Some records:

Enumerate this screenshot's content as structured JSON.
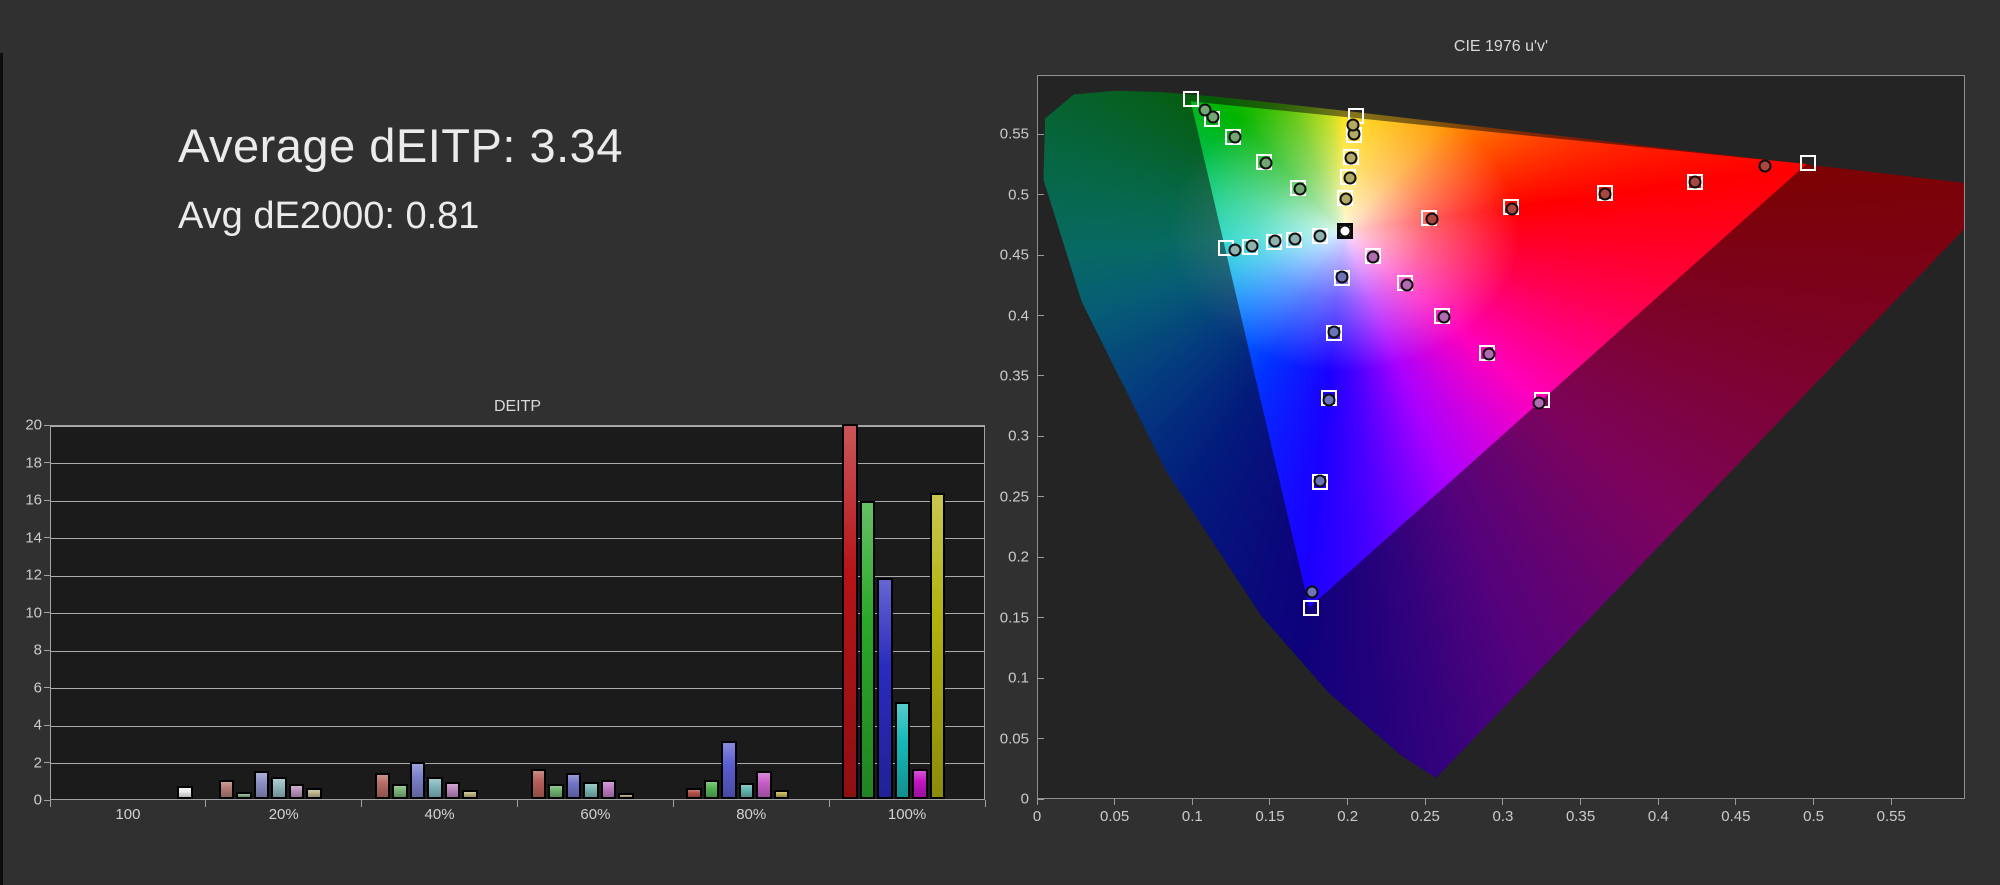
{
  "page": {
    "background": "#303030",
    "panel_bg": "#1b1b1b"
  },
  "summary": {
    "line1": "Average dEITP: 3.34",
    "line2": "Avg dE2000: 0.81",
    "avg_deitp": 3.34,
    "avg_de2000": 0.81
  },
  "chart_data": [
    {
      "type": "bar",
      "title": "DEITP",
      "xlabel": "",
      "ylabel": "",
      "ylim": [
        0,
        20
      ],
      "ytick_step": 2,
      "yticks": [
        0,
        2,
        4,
        6,
        8,
        10,
        12,
        14,
        16,
        18,
        20
      ],
      "grid": true,
      "note": "red bar in 100% group is clipped at top of axis (value >= 20)",
      "categories": [
        "100",
        "20%",
        "40%",
        "60%",
        "80%",
        "100%"
      ],
      "groups": [
        {
          "label": "100",
          "bars": [
            {
              "name": "white",
              "value": 0.7,
              "color": "#ededed"
            }
          ]
        },
        {
          "label": "20%",
          "bars": [
            {
              "name": "red",
              "value": 1.0,
              "color": "#b37b74"
            },
            {
              "name": "green",
              "value": 0.4,
              "color": "#86ae86"
            },
            {
              "name": "blue",
              "value": 1.5,
              "color": "#8a8fc4"
            },
            {
              "name": "cyan",
              "value": 1.2,
              "color": "#93b7bd"
            },
            {
              "name": "magenta",
              "value": 0.8,
              "color": "#b993bb"
            },
            {
              "name": "yellow",
              "value": 0.6,
              "color": "#bdb48b"
            }
          ]
        },
        {
          "label": "40%",
          "bars": [
            {
              "name": "red",
              "value": 1.4,
              "color": "#b56a64"
            },
            {
              "name": "green",
              "value": 0.8,
              "color": "#79b279"
            },
            {
              "name": "blue",
              "value": 2.0,
              "color": "#7b7fc9"
            },
            {
              "name": "cyan",
              "value": 1.2,
              "color": "#7fb5bd"
            },
            {
              "name": "magenta",
              "value": 0.9,
              "color": "#bb85bd"
            },
            {
              "name": "yellow",
              "value": 0.5,
              "color": "#bdb27f"
            }
          ]
        },
        {
          "label": "60%",
          "bars": [
            {
              "name": "red",
              "value": 1.6,
              "color": "#b55f58"
            },
            {
              "name": "green",
              "value": 0.8,
              "color": "#6cb26c"
            },
            {
              "name": "blue",
              "value": 1.4,
              "color": "#6f74c6"
            },
            {
              "name": "cyan",
              "value": 0.9,
              "color": "#79b5b2"
            },
            {
              "name": "magenta",
              "value": 1.0,
              "color": "#bd7bc2"
            },
            {
              "name": "yellow",
              "value": 0.3,
              "color": "#b5ac74"
            }
          ]
        },
        {
          "label": "80%",
          "bars": [
            {
              "name": "red",
              "value": 0.6,
              "color": "#b24f49"
            },
            {
              "name": "green",
              "value": 1.0,
              "color": "#54b254"
            },
            {
              "name": "blue",
              "value": 3.1,
              "color": "#5a5ecf"
            },
            {
              "name": "cyan",
              "value": 0.85,
              "color": "#63b5b0"
            },
            {
              "name": "magenta",
              "value": 1.5,
              "color": "#c75ec7"
            },
            {
              "name": "yellow",
              "value": 0.5,
              "color": "#bdb052"
            }
          ]
        },
        {
          "label": "100%",
          "bars": [
            {
              "name": "red",
              "value": 20,
              "clipped": true,
              "color": "#b51418"
            },
            {
              "name": "green",
              "value": 15.9,
              "color": "#2aa82a"
            },
            {
              "name": "blue",
              "value": 11.8,
              "color": "#2a2ac0"
            },
            {
              "name": "cyan",
              "value": 5.2,
              "color": "#16b8b8"
            },
            {
              "name": "magenta",
              "value": 1.6,
              "color": "#c414c4"
            },
            {
              "name": "yellow",
              "value": 16.3,
              "color": "#b2b20e"
            }
          ]
        }
      ]
    },
    {
      "type": "scatter",
      "title": "CIE 1976 u'v'",
      "xlim": [
        0,
        0.5975
      ],
      "ylim": [
        0,
        0.599
      ],
      "xticks": [
        "0",
        "0.05",
        "0.1",
        "0.15",
        "0.2",
        "0.25",
        "0.3",
        "0.35",
        "0.4",
        "0.45",
        "0.5",
        "0.55"
      ],
      "yticks": [
        "0",
        "0.05",
        "0.1",
        "0.15",
        "0.2",
        "0.25",
        "0.3",
        "0.35",
        "0.4",
        "0.45",
        "0.5",
        "0.55"
      ],
      "legend": "white squares = targets, dark circles = measurements, bright triangle = display gamut (P3), dimmed region = spectral locus outside gamut",
      "gamut_triangle": {
        "green": [
          0.0985,
          0.578
        ],
        "red": [
          0.496,
          0.526
        ],
        "blue": [
          0.175,
          0.158
        ]
      },
      "white_point": {
        "target": [
          0.198,
          0.47
        ],
        "measured": [
          0.198,
          0.47
        ]
      },
      "sweeps": [
        {
          "name": "red",
          "measured_fill": "#a8473f",
          "targets": [
            [
              0.252,
              0.481
            ],
            [
              0.305,
              0.49
            ],
            [
              0.366,
              0.502
            ],
            [
              0.424,
              0.511
            ],
            [
              0.497,
              0.527
            ]
          ],
          "measured": [
            [
              0.254,
              0.48
            ],
            [
              0.306,
              0.489
            ],
            [
              0.366,
              0.501
            ],
            [
              0.424,
              0.511
            ],
            [
              0.469,
              0.524
            ]
          ]
        },
        {
          "name": "green",
          "measured_fill": "#74a674",
          "targets": [
            [
              0.168,
              0.506
            ],
            [
              0.146,
              0.528
            ],
            [
              0.126,
              0.548
            ],
            [
              0.112,
              0.563
            ],
            [
              0.0985,
              0.58
            ]
          ],
          "measured": [
            [
              0.169,
              0.505
            ],
            [
              0.147,
              0.527
            ],
            [
              0.127,
              0.548
            ],
            [
              0.113,
              0.565
            ],
            [
              0.108,
              0.571
            ]
          ]
        },
        {
          "name": "blue",
          "measured_fill": "#6b74b8",
          "targets": [
            [
              0.196,
              0.431
            ],
            [
              0.191,
              0.386
            ],
            [
              0.188,
              0.332
            ],
            [
              0.182,
              0.262
            ],
            [
              0.176,
              0.158
            ]
          ],
          "measured": [
            [
              0.196,
              0.432
            ],
            [
              0.191,
              0.387
            ],
            [
              0.188,
              0.33
            ],
            [
              0.182,
              0.263
            ],
            [
              0.177,
              0.171
            ]
          ]
        },
        {
          "name": "cyan",
          "measured_fill": "#8fb2af",
          "targets": [
            [
              0.182,
              0.466
            ],
            [
              0.165,
              0.463
            ],
            [
              0.152,
              0.461
            ],
            [
              0.137,
              0.457
            ],
            [
              0.121,
              0.456
            ]
          ],
          "measured": [
            [
              0.182,
              0.466
            ],
            [
              0.166,
              0.464
            ],
            [
              0.153,
              0.462
            ],
            [
              0.138,
              0.458
            ],
            [
              0.127,
              0.455
            ]
          ]
        },
        {
          "name": "magenta",
          "measured_fill": "#b06cb0",
          "targets": [
            [
              0.216,
              0.45
            ],
            [
              0.237,
              0.427
            ],
            [
              0.261,
              0.4
            ],
            [
              0.29,
              0.369
            ],
            [
              0.325,
              0.33
            ]
          ],
          "measured": [
            [
              0.216,
              0.449
            ],
            [
              0.238,
              0.426
            ],
            [
              0.262,
              0.399
            ],
            [
              0.291,
              0.368
            ],
            [
              0.323,
              0.328
            ]
          ]
        },
        {
          "name": "yellow",
          "measured_fill": "#b3ab64",
          "targets": [
            [
              0.198,
              0.498
            ],
            [
              0.2,
              0.515
            ],
            [
              0.202,
              0.532
            ],
            [
              0.204,
              0.55
            ],
            [
              0.205,
              0.566
            ]
          ],
          "measured": [
            [
              0.199,
              0.497
            ],
            [
              0.201,
              0.514
            ],
            [
              0.202,
              0.531
            ],
            [
              0.204,
              0.551
            ],
            [
              0.203,
              0.558
            ]
          ]
        }
      ]
    }
  ]
}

What you will do:
List the lines of the entries that include "clipped".

Reply to the task:
      "note": "red bar in 100% group is clipped at top of axis (value >= 20)",
              "clipped": true,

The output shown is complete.